- **Document segment**
********

By the middle of the 20th Century this urbanisation had led to a new phenomenon: the megacity —
 an urban area with over 10 million inhabitants.

These streets have a variety of societal functions — even though each city has its personal use of streets —, Asian Urbanist notes: business space, gathering space for families and friends, to name a few. Major activities along the street are window-shopping, eating, park going and other recreational activities favored by Asian urbanites. Yet land issues — lack of land, constrained spaces, to name a few — leading to a minimum area for living spaces transform the street into an extension of interior spaces. The question that Asian Urbanist asks — a question that must be considered as fundamental for a better quality of life of Asian cities — is "how compact and how dense can we go while maintaining not only the quality of our streets and public spaces but also the quality of life of the residents. Urban designers and architects are facing a mounting challenge to create high quality living and working environment within tight space constraints."
At a larger scale, while compact cities are becoming the key to high quality urban spaces, it raises questions. Let's choose one: urban population growth. How to deal with urban population growth while the objective is to become more compact? Which leads to the following question that Nicolas Ladouce asks: "Are our cities ready for the Compact City model?" Cities require a realistic planning, as the same Nicolas Ladouce adds, to provide all the needs that will improve living conditions, reduce insecurity, increase jobs stock — let's dream — lead to a better energy efficiency, etc.. Some cities are struggling to cope with their growing population, increasing insecurity and insufficient housing, in a nutshell. The lack of clear vision and the ability to foresee and plan for realistic growth is what has hindered the ability of these cities to adapt. Realistic figures are required to help define priorities and prevent incoherent piece-meal development. If some observers are a bit skeptic about compact city, most of them call for compact cities. Compact cities appear to be the environmental solution since they are urban but nonsprawling form; they reduce pollution and consumption of resources. It is true that, as cities gather more than 75% of world's population — in the U.S. 83% of the population live in cities —, it is no wonder that growth as well as economic activity impact both population and environtment. For Kaid Benfield, the key to a better living condition in cities and high quality of urban infrastructures is that cities must have great neighborhoods and complete streets, with walkability and well-functioning public transit, with clean parks and rivers, with air that is safe to breathe and water that is safe to drink.

********

- **Work to be completed**
In the passage on compact cities, what is a megacity?

Image element box records:
********

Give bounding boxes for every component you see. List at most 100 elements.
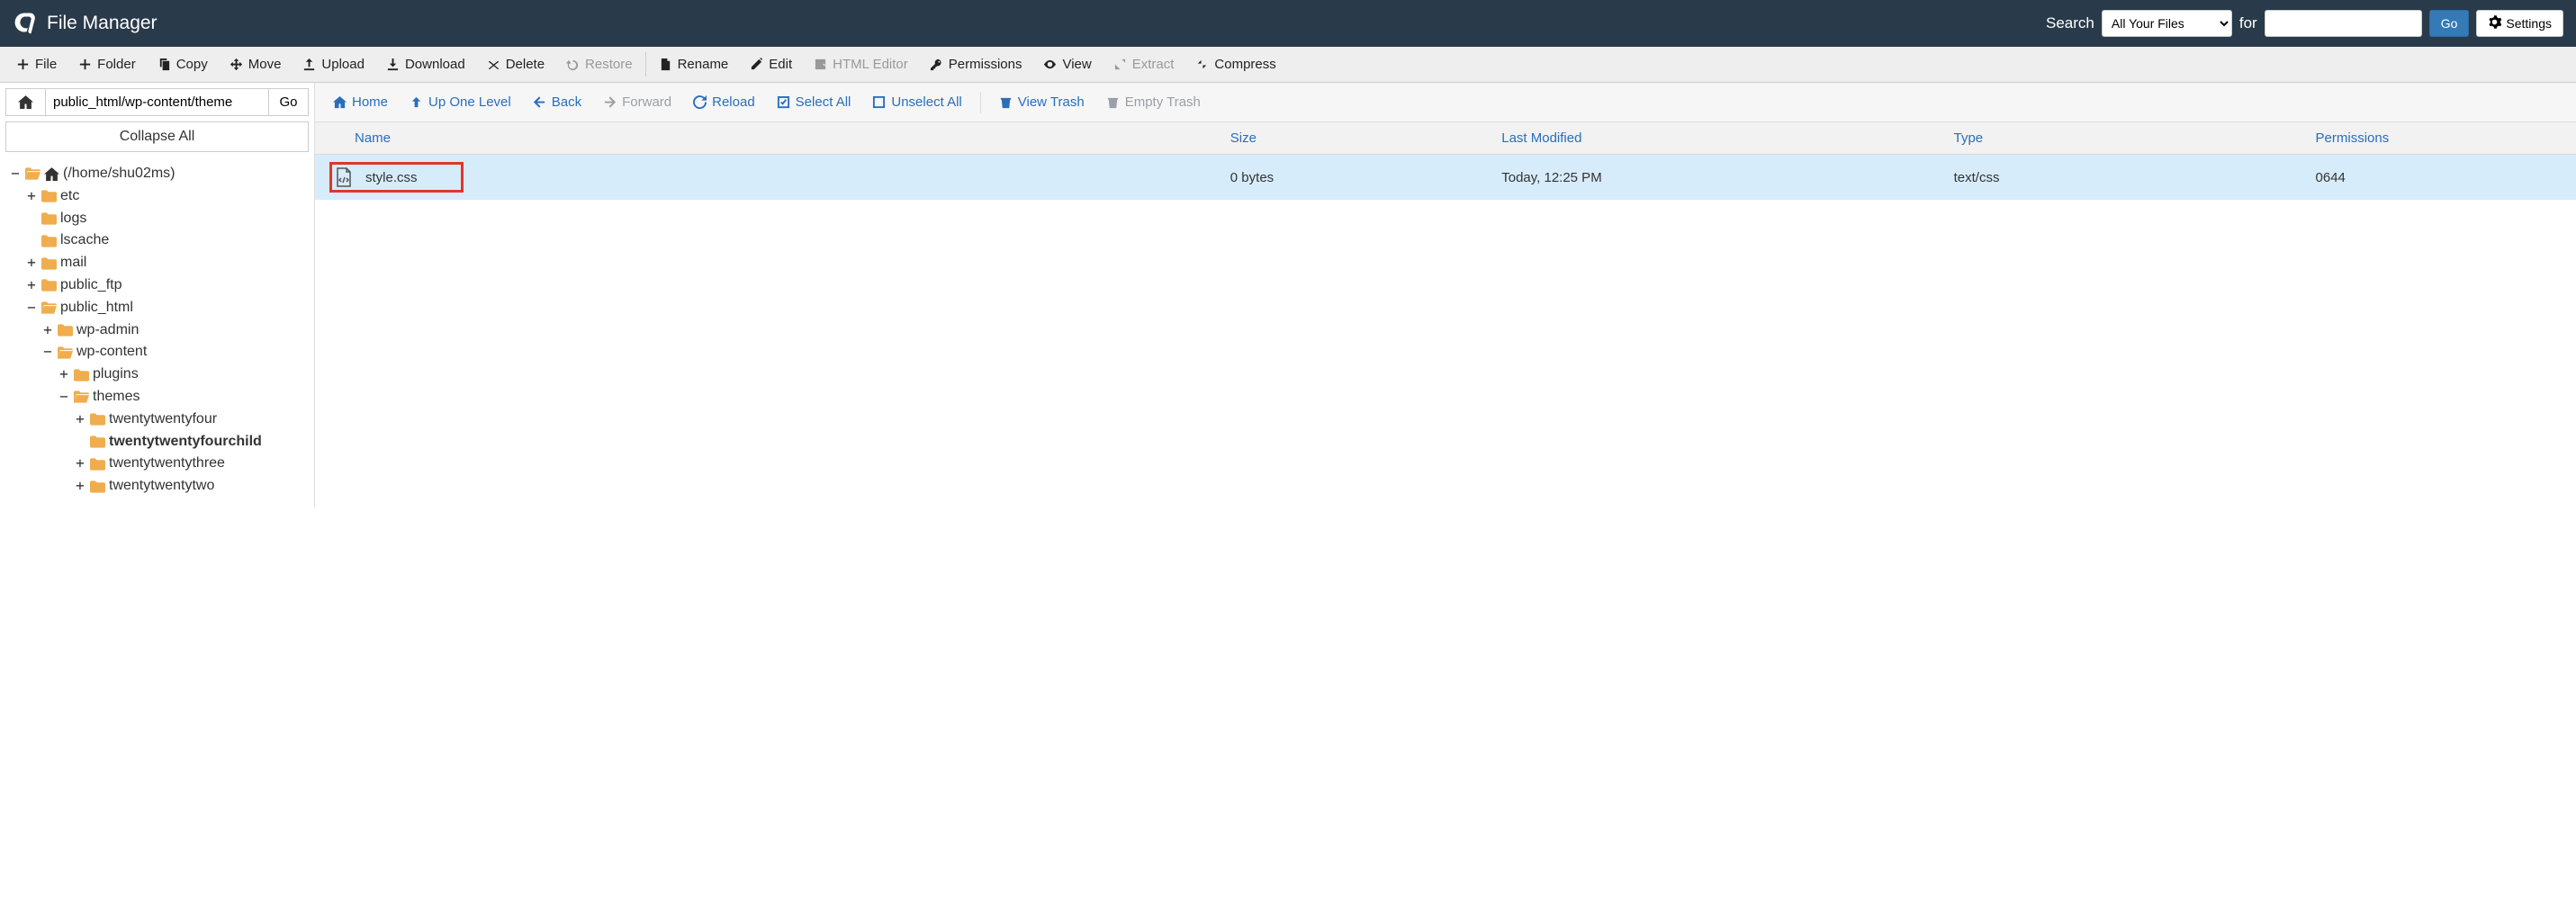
- view-trash-button[interactable]: View Trash: [990, 89, 1094, 115]
- collapse-icon[interactable]: −: [41, 341, 54, 364]
- expand-icon[interactable]: +: [25, 185, 38, 208]
- main-toolbar: File Folder Copy Move Upload Download De…: [0, 47, 2576, 83]
- tree-item-tt2[interactable]: +twentytwentytwo: [74, 475, 305, 498]
- file-name: style.css: [365, 170, 418, 185]
- forward-button: Forward: [594, 89, 680, 115]
- home-icon: [44, 167, 59, 181]
- expand-icon[interactable]: +: [74, 409, 86, 431]
- tree-item-logs[interactable]: logs: [25, 208, 305, 230]
- upload-button[interactable]: Upload: [292, 47, 375, 82]
- tree-item-etc[interactable]: +etc: [25, 185, 305, 208]
- forward-arrow-icon: [603, 95, 617, 109]
- tree-item-public-ftp[interactable]: +public_ftp: [25, 274, 305, 297]
- close-icon: [487, 58, 500, 71]
- path-input[interactable]: [46, 89, 268, 115]
- tree-item-plugins[interactable]: +plugins: [58, 364, 305, 386]
- delete-button[interactable]: Delete: [476, 47, 555, 82]
- move-button[interactable]: Move: [219, 47, 293, 82]
- expand-icon[interactable]: +: [74, 453, 86, 475]
- folder-icon: [41, 279, 57, 292]
- right-panel: Home Up One Level Back Forward Reload Se…: [315, 83, 2576, 507]
- restore-button: Restore: [555, 47, 644, 82]
- tree-item-tt3[interactable]: +twentytwentythree: [74, 453, 305, 475]
- tree-item-tt4[interactable]: +twentytwentyfour: [74, 409, 305, 431]
- back-button[interactable]: Back: [524, 89, 590, 115]
- tree-item-wp-admin[interactable]: +wp-admin: [41, 319, 305, 342]
- col-size[interactable]: Size: [1220, 122, 1491, 155]
- highlight-box: style.css: [329, 162, 464, 193]
- unselect-all-button[interactable]: Unselect All: [863, 89, 970, 115]
- collapse-icon[interactable]: −: [25, 297, 38, 319]
- permissions-button[interactable]: Permissions: [919, 47, 1033, 82]
- file-size: 0 bytes: [1220, 155, 1491, 201]
- path-home-button[interactable]: [6, 89, 46, 115]
- tree-item-wp-content[interactable]: −wp-content: [41, 341, 305, 364]
- expand-icon[interactable]: +: [74, 475, 86, 498]
- folder-open-icon: [74, 391, 89, 403]
- html-editor-icon: [814, 58, 827, 71]
- app-title: File Manager: [47, 13, 158, 34]
- collapse-icon[interactable]: −: [58, 386, 70, 409]
- col-permissions[interactable]: Permissions: [2305, 122, 2576, 155]
- up-one-level-button[interactable]: Up One Level: [401, 89, 520, 115]
- logo-wrap: File Manager: [13, 10, 158, 38]
- view-button[interactable]: View: [1032, 47, 1102, 82]
- header-bar: File Manager Search All Your Files for G…: [0, 0, 2576, 47]
- folder-icon: [90, 480, 105, 493]
- search-scope-select[interactable]: All Your Files: [2102, 10, 2232, 37]
- upload-icon: [302, 58, 316, 71]
- folder-icon: [90, 413, 105, 426]
- tree-item-themes[interactable]: −themes: [58, 386, 305, 409]
- tree-item-mail[interactable]: +mail: [25, 252, 305, 274]
- collapse-icon[interactable]: −: [9, 163, 22, 185]
- html-editor-button: HTML Editor: [803, 47, 919, 82]
- search-group: Search All Your Files for Go Settings: [2046, 10, 2563, 37]
- eye-icon: [1043, 58, 1057, 71]
- path-go-button[interactable]: Go: [268, 89, 308, 115]
- expand-icon[interactable]: +: [25, 274, 38, 297]
- settings-button[interactable]: Settings: [2476, 10, 2563, 37]
- expand-icon[interactable]: +: [58, 364, 70, 386]
- collapse-all-button[interactable]: Collapse All: [5, 121, 309, 152]
- search-go-button[interactable]: Go: [2429, 10, 2470, 37]
- tree-root[interactable]: − (/home/shu02ms): [9, 163, 305, 185]
- download-button[interactable]: Download: [375, 47, 476, 82]
- download-icon: [386, 58, 400, 71]
- folder-button[interactable]: Folder: [68, 47, 147, 82]
- search-input[interactable]: [2265, 10, 2422, 37]
- col-type[interactable]: Type: [1943, 122, 2305, 155]
- check-square-icon: [777, 95, 790, 109]
- expand-icon[interactable]: +: [25, 252, 38, 274]
- tree-item-public-html[interactable]: −public_html: [25, 297, 305, 319]
- gear-icon: [2488, 15, 2501, 31]
- table-row[interactable]: style.css 0 bytes Today, 12:25 PM text/c…: [315, 155, 2576, 201]
- path-bar: Go: [5, 88, 309, 116]
- tree-item-tt4child[interactable]: twentytwentyfourchild: [74, 431, 305, 453]
- col-name[interactable]: Name: [315, 122, 1220, 155]
- folder-tree: − (/home/shu02ms) +etc logs lscache +mai…: [0, 157, 314, 507]
- code-file-icon: [335, 167, 353, 187]
- home-button[interactable]: Home: [324, 89, 397, 115]
- restore-icon: [566, 58, 580, 71]
- copy-button[interactable]: Copy: [147, 47, 219, 82]
- pencil-icon: [750, 58, 763, 71]
- edit-button[interactable]: Edit: [739, 47, 803, 82]
- rename-button[interactable]: Rename: [648, 47, 740, 82]
- reload-button[interactable]: Reload: [684, 89, 764, 115]
- folder-icon: [90, 458, 105, 471]
- secondary-toolbar: Home Up One Level Back Forward Reload Se…: [315, 83, 2576, 122]
- select-all-button[interactable]: Select All: [768, 89, 860, 115]
- plus-icon: [16, 58, 30, 71]
- extract-icon: [1113, 58, 1127, 71]
- file-type: text/css: [1943, 155, 2305, 201]
- toolbar-separator: [645, 52, 646, 76]
- home-icon: [333, 95, 347, 109]
- file-button[interactable]: File: [5, 47, 68, 82]
- folder-open-icon: [41, 301, 57, 314]
- tree-item-lscache[interactable]: lscache: [25, 229, 305, 252]
- folder-open-icon: [25, 167, 41, 180]
- expand-icon[interactable]: +: [41, 319, 54, 342]
- compress-button[interactable]: Compress: [1184, 47, 1286, 82]
- move-icon: [230, 58, 243, 71]
- col-modified[interactable]: Last Modified: [1491, 122, 1942, 155]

********

- **Solution**
An urban area with over 10 million inhabitants.